**TO BE DONE:**
Look through the listing and locate every line containing the word "icon"; copy those lines.

**RECORD EXTRACTS:**
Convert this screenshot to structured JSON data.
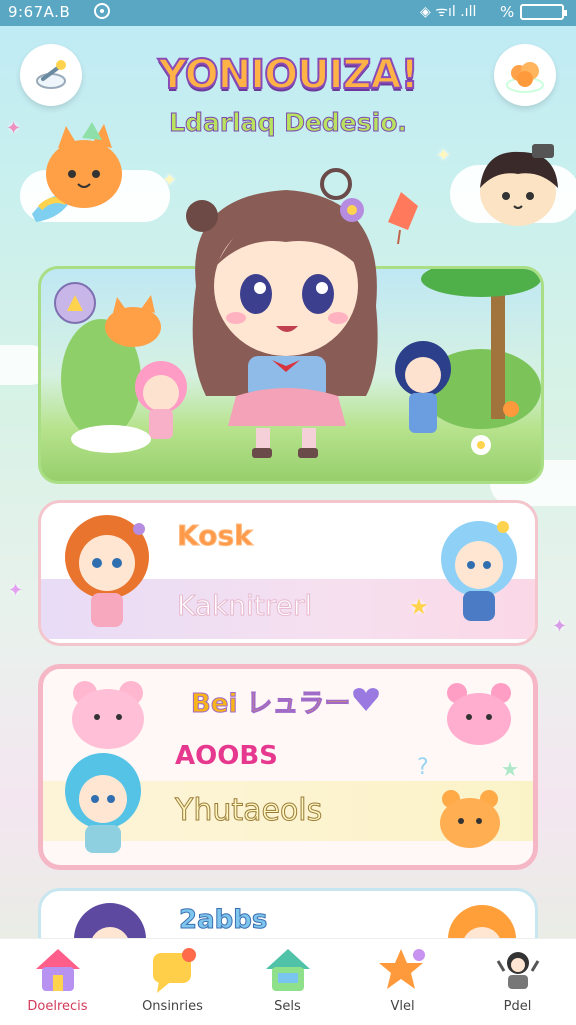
{
  "status_bar": {
    "time": "9:67A.B",
    "signal": "◈ ᯤıl .ıll",
    "percent": "%"
  },
  "header": {
    "title": "YONIOUIZA!",
    "subtitle": "Ldarlaq Dedesio."
  },
  "hero": {
    "name": "hero-character-scene"
  },
  "menu_cards": [
    {
      "label_top": "Kosk",
      "label_main": "Kaknitrerl"
    },
    {
      "label_top": "Bei レュラー",
      "label_mid": "AOOBS",
      "label_main": "Yhutaeols"
    },
    {
      "label_top": "2abbs"
    }
  ],
  "nav": [
    {
      "label": "Doelrecis",
      "icon": "home-icon",
      "active": true
    },
    {
      "label": "Onsinries",
      "icon": "chat-icon",
      "active": false
    },
    {
      "label": "Sels",
      "icon": "house-icon",
      "active": false
    },
    {
      "label": "Vlel",
      "icon": "star-icon",
      "active": false
    },
    {
      "label": "Pdel",
      "icon": "profile-icon",
      "active": false
    }
  ],
  "colors": {
    "accent": "#d23c5a",
    "card_border_pink": "#f5b7c6",
    "grass": "#97cf6c",
    "status_bar": "#5aa7c3"
  }
}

**THE RESULT:**
      "icon": "home-icon",
      "icon": "chat-icon",
      "icon": "house-icon",
      "icon": "star-icon",
      "icon": "profile-icon",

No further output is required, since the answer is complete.